_Written instruction_
Report every line below that holds the word "Rotating".

_Records for this task_
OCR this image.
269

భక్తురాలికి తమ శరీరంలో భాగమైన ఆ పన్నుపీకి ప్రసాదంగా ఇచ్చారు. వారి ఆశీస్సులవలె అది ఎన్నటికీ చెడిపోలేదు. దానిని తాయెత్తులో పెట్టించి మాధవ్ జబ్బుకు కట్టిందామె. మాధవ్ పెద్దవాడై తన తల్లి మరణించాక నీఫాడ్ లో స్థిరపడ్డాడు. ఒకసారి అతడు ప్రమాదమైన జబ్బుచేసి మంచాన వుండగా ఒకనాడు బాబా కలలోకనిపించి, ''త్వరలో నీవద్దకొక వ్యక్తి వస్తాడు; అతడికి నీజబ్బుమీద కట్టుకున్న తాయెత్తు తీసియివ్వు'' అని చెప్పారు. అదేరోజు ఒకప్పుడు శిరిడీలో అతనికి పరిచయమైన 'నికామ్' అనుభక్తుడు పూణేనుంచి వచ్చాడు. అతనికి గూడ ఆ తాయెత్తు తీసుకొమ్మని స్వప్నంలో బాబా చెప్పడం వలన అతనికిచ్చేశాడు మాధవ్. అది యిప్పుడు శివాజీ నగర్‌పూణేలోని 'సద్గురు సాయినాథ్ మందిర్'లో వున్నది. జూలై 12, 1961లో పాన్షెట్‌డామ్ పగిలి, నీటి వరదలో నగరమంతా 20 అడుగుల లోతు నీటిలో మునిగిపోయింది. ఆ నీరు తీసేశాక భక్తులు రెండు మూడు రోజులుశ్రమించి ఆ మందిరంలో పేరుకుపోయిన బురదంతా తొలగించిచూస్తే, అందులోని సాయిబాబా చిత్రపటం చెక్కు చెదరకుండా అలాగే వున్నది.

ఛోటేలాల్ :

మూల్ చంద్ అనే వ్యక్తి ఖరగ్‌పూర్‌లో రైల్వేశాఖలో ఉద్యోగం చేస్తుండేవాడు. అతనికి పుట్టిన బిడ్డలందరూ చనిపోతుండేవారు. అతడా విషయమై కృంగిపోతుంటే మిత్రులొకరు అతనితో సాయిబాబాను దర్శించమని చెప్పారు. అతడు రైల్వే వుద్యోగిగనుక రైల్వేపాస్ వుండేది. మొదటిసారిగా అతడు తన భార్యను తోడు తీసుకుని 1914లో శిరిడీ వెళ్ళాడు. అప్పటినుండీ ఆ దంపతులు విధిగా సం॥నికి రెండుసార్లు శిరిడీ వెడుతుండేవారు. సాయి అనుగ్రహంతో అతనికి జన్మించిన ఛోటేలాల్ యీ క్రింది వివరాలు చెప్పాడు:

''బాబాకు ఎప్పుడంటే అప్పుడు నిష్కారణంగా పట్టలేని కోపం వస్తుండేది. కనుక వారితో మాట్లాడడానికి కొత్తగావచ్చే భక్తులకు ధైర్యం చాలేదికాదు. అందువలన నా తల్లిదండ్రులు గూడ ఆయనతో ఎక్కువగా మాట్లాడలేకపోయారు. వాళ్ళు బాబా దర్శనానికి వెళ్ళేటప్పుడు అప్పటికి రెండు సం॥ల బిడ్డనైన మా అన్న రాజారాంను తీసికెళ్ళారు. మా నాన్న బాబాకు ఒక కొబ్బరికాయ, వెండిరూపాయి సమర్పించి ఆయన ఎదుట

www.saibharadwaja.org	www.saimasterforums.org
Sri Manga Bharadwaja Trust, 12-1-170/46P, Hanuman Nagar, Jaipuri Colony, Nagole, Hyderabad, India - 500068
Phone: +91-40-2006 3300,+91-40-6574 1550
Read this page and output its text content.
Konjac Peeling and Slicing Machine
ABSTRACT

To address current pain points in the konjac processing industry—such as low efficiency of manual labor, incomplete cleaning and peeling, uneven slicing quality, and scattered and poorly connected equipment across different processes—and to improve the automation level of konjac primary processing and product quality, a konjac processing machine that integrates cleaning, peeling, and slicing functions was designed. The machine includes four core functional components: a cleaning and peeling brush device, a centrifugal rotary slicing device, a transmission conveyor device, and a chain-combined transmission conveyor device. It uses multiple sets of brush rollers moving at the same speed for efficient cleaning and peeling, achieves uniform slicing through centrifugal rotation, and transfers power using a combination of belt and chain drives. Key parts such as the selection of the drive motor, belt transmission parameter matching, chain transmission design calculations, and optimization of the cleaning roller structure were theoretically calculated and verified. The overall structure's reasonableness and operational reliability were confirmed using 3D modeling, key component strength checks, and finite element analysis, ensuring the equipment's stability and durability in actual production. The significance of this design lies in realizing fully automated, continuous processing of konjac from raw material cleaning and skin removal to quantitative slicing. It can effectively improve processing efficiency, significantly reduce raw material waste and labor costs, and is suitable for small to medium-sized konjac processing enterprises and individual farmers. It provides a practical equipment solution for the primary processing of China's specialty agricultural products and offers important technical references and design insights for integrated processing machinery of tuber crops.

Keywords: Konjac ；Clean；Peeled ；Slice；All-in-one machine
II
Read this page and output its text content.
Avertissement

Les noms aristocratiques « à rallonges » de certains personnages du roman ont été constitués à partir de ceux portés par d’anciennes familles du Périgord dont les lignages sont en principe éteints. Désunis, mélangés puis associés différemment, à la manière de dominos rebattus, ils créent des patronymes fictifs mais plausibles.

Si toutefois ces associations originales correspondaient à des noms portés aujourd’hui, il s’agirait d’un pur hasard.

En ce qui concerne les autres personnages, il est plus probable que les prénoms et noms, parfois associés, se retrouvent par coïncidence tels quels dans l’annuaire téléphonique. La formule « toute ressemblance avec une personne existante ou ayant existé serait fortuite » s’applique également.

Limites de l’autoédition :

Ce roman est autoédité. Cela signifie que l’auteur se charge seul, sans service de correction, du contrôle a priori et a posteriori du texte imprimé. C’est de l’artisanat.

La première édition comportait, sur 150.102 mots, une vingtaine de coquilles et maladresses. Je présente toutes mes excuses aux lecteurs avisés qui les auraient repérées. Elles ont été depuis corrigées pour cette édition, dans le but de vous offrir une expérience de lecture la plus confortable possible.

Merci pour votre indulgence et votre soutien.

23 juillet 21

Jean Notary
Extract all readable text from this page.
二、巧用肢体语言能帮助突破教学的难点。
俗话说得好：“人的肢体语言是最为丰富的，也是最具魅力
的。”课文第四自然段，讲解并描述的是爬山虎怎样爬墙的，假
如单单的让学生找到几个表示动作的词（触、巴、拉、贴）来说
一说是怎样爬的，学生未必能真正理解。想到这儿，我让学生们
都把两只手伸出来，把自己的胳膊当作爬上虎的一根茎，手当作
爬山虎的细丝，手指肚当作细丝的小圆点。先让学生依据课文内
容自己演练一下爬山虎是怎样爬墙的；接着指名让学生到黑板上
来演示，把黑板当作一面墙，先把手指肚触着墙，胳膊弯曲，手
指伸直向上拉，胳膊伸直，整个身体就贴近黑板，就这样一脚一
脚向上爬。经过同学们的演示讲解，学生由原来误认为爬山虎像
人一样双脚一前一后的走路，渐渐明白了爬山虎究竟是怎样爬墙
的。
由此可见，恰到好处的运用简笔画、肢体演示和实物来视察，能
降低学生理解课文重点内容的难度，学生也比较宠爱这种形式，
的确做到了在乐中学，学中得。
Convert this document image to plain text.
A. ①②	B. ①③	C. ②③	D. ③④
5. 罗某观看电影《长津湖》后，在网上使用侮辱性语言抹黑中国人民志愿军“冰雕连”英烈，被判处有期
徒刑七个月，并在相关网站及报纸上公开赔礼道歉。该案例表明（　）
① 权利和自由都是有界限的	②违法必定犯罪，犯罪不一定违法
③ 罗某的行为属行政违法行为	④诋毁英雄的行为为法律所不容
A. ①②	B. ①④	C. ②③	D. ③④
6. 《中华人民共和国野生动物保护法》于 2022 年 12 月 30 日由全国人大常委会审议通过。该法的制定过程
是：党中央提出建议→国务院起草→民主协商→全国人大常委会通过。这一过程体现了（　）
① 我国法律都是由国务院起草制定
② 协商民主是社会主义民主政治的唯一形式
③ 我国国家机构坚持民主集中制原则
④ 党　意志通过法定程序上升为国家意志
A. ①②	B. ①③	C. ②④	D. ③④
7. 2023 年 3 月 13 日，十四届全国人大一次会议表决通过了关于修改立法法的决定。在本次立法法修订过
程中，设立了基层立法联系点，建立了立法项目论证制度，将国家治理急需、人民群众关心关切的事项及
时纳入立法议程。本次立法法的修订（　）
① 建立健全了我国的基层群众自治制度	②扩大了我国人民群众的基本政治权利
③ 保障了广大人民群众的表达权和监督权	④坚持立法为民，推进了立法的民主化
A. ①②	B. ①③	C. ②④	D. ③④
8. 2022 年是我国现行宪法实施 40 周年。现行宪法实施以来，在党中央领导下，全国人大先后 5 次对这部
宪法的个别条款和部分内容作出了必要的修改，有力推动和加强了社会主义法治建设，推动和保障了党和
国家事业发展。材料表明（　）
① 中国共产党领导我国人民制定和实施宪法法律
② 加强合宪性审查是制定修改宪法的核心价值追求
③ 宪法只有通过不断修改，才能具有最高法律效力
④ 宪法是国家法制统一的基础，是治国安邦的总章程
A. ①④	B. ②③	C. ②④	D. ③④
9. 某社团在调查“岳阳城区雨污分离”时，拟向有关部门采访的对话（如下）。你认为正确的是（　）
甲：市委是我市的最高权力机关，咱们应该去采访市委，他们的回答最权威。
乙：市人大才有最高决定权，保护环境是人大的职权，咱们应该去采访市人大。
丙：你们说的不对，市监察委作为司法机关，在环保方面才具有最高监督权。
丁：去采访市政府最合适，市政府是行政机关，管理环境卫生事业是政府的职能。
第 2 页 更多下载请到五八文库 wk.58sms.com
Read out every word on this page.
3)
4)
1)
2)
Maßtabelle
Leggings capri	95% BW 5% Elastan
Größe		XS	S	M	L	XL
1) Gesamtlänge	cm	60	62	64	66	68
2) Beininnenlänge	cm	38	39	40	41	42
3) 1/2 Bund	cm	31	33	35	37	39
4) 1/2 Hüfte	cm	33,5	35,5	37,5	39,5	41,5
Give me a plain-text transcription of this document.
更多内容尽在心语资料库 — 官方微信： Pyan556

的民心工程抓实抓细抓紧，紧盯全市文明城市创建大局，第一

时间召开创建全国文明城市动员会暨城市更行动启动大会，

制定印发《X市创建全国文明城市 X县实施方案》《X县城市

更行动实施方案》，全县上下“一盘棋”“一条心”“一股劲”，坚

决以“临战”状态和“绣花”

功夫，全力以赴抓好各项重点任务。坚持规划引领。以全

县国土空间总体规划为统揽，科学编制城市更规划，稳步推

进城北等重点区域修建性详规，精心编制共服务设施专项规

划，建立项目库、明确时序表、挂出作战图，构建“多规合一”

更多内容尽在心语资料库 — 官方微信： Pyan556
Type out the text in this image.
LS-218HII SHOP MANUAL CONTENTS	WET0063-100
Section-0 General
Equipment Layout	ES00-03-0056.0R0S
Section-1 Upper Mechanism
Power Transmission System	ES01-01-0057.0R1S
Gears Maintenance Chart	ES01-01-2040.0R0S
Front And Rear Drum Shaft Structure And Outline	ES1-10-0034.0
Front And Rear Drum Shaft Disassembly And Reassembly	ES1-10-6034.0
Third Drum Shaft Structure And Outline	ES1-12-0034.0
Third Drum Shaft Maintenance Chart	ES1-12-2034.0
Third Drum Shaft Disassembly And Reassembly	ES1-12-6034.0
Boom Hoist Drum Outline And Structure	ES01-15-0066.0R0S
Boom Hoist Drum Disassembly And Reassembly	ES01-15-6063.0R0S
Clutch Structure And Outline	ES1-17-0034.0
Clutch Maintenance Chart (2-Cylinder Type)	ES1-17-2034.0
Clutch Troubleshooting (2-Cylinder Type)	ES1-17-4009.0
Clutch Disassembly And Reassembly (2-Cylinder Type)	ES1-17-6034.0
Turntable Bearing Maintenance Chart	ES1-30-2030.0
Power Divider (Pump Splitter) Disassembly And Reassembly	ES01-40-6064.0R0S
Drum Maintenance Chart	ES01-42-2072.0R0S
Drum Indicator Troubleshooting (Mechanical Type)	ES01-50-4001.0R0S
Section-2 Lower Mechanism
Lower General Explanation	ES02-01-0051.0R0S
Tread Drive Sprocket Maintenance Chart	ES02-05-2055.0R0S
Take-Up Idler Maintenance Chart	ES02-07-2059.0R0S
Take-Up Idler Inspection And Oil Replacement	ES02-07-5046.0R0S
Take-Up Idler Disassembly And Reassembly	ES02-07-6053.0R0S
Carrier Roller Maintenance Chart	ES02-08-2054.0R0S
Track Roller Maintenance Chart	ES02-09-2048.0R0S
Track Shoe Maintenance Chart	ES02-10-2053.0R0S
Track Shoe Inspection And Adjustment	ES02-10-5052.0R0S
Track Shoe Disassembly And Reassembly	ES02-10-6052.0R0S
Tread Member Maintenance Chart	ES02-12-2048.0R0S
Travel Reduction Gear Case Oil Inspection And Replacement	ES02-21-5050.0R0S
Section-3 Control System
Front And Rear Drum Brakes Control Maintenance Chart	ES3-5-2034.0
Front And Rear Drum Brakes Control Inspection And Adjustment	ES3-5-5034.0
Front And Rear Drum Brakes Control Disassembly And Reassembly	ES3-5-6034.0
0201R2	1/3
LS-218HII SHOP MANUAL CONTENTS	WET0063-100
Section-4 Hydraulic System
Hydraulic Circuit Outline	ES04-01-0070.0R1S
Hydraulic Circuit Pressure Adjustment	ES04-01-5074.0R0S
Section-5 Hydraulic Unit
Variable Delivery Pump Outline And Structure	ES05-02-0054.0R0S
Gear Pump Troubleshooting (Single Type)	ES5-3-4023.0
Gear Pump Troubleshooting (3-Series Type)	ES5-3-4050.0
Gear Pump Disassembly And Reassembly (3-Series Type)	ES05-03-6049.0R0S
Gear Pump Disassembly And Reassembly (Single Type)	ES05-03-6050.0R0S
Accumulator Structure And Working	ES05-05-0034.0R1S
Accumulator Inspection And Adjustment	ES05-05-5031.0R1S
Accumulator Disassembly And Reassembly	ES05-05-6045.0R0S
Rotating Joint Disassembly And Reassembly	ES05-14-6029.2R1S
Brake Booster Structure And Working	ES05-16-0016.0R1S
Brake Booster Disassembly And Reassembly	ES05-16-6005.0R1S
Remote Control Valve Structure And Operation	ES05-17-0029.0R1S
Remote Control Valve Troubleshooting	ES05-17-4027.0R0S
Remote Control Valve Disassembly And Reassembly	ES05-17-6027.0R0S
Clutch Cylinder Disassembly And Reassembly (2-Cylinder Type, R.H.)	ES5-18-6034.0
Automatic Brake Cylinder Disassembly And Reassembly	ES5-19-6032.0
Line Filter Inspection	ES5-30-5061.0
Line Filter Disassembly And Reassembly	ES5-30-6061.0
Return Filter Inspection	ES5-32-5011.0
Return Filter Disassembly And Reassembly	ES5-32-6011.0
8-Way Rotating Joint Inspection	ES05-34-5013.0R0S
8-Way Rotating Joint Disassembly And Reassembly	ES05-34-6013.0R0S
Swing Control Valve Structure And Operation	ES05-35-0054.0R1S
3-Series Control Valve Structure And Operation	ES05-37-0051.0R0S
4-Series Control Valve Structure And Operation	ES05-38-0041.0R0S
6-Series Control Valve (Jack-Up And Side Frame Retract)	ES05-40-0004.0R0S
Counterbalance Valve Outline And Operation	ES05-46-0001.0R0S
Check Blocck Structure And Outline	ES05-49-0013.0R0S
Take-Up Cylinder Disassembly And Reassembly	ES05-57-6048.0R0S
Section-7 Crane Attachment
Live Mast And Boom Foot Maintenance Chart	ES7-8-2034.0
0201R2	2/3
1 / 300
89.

_Solution for this exercise_
Rotating Joint Disassembly And Reassembly	ES05-14-6029.2R1S
8-Way Rotating Joint Inspection	ES05-34-5013.0R0S
8-Way Rotating Joint Disassembly And Reassembly	ES05-34-6013.0R0S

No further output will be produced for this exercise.